Exercise prompt: Show every line of the records below that contains the word "JSON".

Records to use:

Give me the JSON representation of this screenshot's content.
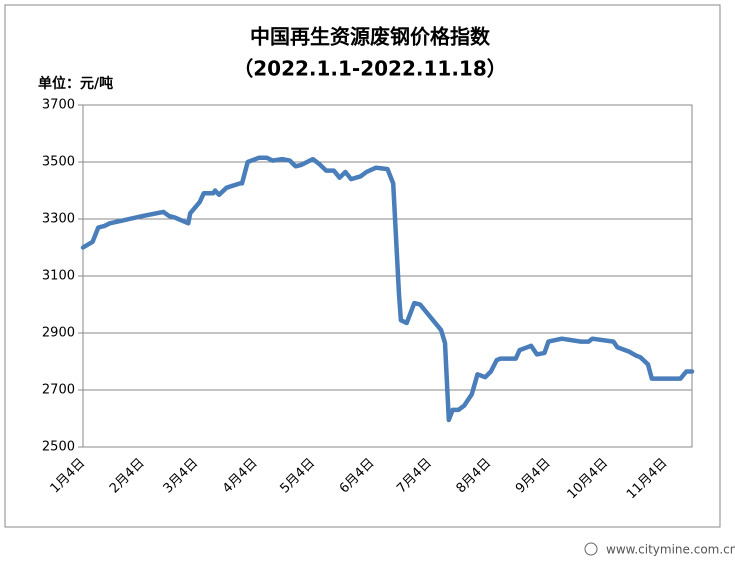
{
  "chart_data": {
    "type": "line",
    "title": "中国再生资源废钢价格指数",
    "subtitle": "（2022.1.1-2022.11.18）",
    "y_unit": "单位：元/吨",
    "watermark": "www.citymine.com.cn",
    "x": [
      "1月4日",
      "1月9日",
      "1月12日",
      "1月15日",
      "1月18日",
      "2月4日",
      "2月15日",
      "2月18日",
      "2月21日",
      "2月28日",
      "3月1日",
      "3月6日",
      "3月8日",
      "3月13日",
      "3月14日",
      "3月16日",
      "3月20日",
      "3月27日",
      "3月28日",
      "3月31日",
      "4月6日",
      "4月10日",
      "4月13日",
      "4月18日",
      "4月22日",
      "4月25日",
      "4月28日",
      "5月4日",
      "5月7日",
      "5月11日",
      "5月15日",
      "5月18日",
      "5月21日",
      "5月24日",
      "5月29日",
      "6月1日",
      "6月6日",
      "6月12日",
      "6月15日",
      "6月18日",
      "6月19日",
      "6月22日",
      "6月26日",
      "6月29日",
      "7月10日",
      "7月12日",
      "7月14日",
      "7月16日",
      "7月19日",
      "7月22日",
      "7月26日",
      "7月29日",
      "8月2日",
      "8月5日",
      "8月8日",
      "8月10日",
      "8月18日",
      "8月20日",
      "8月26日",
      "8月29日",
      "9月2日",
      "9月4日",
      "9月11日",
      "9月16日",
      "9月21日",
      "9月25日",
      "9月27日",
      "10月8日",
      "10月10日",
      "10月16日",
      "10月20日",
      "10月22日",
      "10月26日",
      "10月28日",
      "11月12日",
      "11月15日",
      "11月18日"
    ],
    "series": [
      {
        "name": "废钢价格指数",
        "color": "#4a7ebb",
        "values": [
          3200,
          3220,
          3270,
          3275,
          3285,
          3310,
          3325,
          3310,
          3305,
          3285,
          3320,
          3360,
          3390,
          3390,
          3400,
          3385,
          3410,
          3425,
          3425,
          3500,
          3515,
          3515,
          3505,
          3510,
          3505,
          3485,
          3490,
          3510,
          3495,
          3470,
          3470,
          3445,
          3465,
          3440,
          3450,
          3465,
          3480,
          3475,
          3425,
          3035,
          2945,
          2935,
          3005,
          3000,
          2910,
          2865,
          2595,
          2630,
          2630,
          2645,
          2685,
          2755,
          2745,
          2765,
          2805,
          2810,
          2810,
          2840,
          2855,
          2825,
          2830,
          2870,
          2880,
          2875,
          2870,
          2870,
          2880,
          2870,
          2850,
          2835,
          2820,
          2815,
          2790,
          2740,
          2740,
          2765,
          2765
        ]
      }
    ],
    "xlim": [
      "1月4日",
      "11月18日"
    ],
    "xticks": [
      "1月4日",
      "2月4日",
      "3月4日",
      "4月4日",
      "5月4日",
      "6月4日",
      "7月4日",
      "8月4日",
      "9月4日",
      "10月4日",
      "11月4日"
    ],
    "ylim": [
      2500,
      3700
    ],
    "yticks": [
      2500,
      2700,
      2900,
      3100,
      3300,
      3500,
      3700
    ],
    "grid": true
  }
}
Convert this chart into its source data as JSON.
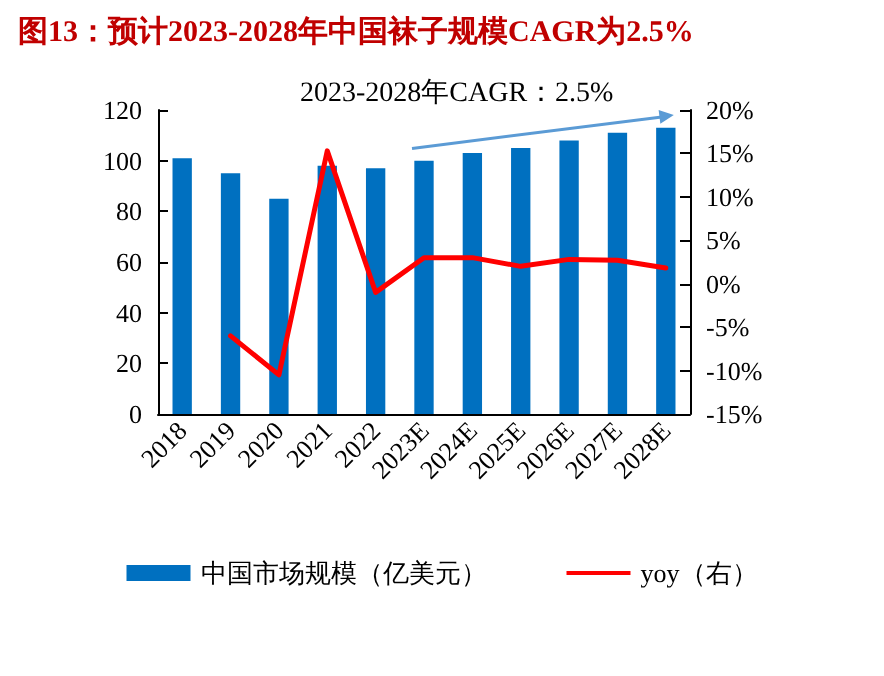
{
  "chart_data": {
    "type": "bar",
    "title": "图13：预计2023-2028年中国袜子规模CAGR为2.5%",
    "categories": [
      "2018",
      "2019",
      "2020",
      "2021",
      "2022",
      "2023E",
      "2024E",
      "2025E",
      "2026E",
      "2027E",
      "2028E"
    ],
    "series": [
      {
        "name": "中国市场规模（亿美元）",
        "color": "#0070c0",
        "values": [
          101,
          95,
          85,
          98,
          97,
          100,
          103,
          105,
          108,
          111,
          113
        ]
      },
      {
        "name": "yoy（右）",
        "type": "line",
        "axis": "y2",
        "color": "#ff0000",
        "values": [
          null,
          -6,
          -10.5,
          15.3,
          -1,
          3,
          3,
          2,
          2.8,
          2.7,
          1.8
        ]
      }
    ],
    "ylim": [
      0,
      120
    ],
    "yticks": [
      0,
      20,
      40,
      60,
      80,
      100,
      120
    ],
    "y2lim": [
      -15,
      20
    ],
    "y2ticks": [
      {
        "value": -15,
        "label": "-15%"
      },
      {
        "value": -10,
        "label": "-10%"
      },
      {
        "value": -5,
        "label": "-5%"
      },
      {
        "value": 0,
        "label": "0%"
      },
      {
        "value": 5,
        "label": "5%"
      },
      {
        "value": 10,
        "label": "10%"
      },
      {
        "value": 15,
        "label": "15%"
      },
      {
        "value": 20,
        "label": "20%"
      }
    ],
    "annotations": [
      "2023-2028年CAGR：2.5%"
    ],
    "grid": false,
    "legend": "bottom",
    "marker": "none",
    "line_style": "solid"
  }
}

--

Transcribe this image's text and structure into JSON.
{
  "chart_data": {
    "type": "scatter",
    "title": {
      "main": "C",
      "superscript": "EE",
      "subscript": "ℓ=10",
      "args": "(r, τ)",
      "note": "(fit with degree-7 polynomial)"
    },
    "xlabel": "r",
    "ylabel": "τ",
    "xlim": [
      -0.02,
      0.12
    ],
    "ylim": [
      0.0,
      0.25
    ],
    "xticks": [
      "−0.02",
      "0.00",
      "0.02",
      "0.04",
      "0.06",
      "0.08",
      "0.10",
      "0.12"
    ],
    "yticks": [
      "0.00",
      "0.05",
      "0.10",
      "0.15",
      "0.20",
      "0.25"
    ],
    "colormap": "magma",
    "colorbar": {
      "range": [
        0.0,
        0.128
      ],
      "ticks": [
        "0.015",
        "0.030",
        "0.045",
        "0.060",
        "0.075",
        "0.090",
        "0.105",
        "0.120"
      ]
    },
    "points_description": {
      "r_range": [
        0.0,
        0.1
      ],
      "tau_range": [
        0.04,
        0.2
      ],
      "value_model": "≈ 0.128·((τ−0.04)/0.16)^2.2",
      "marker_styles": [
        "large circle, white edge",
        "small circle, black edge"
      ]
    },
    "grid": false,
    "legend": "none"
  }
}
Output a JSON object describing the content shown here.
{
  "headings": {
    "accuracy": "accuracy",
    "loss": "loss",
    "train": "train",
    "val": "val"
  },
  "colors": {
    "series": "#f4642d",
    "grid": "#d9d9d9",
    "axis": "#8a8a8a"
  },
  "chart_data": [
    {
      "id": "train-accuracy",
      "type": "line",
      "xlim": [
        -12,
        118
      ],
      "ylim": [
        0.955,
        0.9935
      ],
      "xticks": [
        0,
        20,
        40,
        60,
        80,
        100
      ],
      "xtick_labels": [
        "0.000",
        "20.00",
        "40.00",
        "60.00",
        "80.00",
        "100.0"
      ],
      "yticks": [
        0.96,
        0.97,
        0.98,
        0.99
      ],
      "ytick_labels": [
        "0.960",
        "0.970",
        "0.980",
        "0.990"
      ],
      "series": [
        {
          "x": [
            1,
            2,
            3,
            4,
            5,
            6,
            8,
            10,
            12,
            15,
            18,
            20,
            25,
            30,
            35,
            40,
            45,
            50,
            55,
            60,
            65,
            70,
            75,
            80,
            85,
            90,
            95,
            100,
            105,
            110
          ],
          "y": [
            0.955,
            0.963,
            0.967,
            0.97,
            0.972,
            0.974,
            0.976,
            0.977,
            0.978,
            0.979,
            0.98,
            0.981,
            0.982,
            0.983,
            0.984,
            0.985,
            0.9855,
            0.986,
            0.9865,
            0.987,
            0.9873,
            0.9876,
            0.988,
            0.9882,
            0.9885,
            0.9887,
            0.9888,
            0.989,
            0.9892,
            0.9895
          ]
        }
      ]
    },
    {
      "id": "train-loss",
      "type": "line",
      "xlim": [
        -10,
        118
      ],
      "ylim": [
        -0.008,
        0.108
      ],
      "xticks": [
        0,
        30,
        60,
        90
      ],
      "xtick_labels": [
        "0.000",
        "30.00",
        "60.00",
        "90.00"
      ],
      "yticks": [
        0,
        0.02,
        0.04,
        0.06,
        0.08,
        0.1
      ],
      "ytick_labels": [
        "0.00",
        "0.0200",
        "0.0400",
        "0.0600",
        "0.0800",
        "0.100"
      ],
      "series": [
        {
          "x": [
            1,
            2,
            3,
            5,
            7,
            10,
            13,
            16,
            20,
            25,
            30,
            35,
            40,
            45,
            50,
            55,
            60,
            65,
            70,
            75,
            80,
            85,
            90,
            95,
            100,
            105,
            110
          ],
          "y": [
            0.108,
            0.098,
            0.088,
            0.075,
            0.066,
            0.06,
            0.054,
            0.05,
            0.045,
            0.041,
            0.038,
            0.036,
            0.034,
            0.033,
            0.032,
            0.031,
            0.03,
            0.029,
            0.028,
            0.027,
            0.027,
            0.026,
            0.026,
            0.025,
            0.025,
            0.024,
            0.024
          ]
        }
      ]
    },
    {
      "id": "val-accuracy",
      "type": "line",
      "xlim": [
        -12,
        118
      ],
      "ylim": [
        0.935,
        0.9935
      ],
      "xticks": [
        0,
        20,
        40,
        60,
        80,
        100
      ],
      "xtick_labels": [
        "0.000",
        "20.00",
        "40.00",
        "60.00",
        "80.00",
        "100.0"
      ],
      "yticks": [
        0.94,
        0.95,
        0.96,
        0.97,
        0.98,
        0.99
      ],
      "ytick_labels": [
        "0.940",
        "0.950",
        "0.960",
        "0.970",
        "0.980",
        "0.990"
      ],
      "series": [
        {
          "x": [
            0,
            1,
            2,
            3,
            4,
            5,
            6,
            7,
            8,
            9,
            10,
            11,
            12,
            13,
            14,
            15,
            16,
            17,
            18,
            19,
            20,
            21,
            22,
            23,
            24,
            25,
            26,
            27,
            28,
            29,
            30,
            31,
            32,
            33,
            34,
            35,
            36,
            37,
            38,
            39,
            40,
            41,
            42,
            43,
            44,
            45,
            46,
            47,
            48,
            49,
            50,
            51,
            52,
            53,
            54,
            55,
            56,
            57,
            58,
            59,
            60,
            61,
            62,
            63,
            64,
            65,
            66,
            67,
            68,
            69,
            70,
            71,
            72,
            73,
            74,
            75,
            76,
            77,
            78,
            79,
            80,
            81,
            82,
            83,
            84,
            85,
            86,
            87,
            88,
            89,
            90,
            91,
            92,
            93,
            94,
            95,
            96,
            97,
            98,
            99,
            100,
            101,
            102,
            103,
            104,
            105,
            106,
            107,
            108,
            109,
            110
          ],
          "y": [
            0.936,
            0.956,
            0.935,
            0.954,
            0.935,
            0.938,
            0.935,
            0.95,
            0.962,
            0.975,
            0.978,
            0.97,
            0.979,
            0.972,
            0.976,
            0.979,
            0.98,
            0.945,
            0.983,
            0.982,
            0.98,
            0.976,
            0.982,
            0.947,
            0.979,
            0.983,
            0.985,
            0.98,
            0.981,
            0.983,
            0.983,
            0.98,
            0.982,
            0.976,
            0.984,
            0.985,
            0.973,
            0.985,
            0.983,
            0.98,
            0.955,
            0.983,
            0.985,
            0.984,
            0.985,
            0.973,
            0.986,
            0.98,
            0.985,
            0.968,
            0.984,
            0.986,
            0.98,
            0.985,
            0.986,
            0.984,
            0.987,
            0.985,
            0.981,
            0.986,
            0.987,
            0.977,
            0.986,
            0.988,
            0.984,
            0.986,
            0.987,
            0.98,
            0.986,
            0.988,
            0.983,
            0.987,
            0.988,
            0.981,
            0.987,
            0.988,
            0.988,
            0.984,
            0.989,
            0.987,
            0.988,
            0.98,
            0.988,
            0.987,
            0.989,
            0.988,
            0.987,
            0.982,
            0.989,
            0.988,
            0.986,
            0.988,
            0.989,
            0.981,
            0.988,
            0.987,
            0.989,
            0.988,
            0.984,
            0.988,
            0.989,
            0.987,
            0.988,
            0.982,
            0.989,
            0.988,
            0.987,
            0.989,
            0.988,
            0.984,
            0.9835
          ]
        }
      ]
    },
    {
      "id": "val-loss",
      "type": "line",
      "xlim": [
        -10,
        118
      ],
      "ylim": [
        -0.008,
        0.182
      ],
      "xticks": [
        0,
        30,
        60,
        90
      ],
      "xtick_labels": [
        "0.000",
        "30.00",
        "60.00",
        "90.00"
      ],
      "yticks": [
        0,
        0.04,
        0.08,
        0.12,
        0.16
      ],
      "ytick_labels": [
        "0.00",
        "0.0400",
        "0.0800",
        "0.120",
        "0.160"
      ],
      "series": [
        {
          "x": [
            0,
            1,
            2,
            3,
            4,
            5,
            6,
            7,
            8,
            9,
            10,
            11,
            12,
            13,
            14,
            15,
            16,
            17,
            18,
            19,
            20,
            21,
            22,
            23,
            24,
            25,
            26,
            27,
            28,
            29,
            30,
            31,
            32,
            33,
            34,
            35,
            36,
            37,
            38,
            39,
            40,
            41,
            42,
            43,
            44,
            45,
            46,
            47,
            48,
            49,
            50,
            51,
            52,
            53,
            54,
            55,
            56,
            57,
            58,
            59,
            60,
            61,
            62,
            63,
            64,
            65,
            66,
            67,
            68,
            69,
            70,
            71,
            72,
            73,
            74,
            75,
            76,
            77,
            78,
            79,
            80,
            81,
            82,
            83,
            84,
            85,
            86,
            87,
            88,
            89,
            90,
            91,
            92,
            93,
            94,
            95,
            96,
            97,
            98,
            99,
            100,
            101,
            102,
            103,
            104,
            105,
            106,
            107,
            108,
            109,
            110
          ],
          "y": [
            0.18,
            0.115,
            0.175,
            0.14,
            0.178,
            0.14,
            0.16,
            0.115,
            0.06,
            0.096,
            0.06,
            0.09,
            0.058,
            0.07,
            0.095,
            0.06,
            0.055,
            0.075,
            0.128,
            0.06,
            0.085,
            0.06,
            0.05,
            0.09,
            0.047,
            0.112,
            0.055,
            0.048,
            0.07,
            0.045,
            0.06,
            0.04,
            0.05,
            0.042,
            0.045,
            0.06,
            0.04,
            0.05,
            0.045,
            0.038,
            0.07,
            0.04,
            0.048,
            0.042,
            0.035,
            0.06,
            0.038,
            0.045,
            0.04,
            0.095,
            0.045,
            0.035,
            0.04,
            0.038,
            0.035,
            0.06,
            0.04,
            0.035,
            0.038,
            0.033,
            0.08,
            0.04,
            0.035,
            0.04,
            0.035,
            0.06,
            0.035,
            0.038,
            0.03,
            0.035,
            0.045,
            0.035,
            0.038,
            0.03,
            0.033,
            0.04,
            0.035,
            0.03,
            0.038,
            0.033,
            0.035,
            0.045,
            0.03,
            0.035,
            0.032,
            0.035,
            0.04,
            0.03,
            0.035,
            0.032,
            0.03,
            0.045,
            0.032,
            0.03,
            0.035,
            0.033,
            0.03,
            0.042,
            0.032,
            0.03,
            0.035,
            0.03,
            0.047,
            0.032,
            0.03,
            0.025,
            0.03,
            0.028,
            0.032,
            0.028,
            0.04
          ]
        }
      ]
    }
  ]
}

The output:
Give me the JSON representation of this screenshot's content.
Convert this chart into its source data as JSON.
Transcribe this image's text and structure into JSON.
Output a JSON object describing the content shown here.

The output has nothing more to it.